TASK DETAILS
Find the word "中国建筑的" in the records below. List each line containing it.

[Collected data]
########################################
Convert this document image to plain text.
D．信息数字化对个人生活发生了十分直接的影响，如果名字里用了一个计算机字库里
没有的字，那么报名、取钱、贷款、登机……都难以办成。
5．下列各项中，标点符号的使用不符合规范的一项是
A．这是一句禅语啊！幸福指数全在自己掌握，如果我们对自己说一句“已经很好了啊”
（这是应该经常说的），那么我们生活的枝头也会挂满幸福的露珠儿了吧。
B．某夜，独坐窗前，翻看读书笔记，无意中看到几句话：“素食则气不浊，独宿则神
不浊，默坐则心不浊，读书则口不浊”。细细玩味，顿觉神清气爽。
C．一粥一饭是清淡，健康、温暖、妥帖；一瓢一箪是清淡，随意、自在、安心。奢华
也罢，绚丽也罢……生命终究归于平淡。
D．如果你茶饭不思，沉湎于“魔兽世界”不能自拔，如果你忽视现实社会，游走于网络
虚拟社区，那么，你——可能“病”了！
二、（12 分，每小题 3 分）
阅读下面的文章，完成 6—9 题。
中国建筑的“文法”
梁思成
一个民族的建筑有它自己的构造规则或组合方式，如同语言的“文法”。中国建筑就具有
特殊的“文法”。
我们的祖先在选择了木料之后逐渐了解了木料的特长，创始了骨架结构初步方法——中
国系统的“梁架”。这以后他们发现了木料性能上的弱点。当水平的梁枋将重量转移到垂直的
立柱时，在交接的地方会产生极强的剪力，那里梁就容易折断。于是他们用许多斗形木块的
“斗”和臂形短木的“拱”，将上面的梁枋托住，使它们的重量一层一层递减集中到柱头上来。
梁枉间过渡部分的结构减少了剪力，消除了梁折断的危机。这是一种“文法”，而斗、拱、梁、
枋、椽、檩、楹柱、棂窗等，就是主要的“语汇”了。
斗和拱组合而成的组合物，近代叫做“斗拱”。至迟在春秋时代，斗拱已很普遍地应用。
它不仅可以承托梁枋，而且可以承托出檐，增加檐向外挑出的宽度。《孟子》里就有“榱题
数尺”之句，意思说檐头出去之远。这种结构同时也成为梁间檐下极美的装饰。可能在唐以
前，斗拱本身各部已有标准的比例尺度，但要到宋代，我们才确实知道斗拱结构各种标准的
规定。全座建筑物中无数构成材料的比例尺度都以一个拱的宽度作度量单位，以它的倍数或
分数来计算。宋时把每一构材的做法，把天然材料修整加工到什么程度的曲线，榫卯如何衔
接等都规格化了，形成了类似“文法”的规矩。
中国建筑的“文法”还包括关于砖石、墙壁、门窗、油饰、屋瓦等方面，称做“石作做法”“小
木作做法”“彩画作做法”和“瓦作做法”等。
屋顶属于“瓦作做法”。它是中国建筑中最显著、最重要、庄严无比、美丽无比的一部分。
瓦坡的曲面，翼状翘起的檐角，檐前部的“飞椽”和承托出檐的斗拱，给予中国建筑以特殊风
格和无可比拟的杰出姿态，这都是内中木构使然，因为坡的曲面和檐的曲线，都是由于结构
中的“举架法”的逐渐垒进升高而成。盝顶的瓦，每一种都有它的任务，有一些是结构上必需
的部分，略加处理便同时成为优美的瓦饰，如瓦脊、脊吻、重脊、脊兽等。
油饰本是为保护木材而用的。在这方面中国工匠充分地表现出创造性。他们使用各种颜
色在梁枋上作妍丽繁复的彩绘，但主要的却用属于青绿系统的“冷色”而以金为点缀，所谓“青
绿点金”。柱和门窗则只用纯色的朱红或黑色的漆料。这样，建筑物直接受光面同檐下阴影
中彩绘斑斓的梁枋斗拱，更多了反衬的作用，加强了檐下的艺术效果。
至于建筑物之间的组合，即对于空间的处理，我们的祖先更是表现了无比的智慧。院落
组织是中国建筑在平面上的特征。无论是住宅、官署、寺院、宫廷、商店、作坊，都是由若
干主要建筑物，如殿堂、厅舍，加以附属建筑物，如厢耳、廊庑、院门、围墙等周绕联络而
########################################
FINISHED EXERCISE
中国建筑的“文法”
中国建筑的“文法”还包括关于砖石、墙壁、门窗、油饰、屋瓦等方面，称做“石作做法”“小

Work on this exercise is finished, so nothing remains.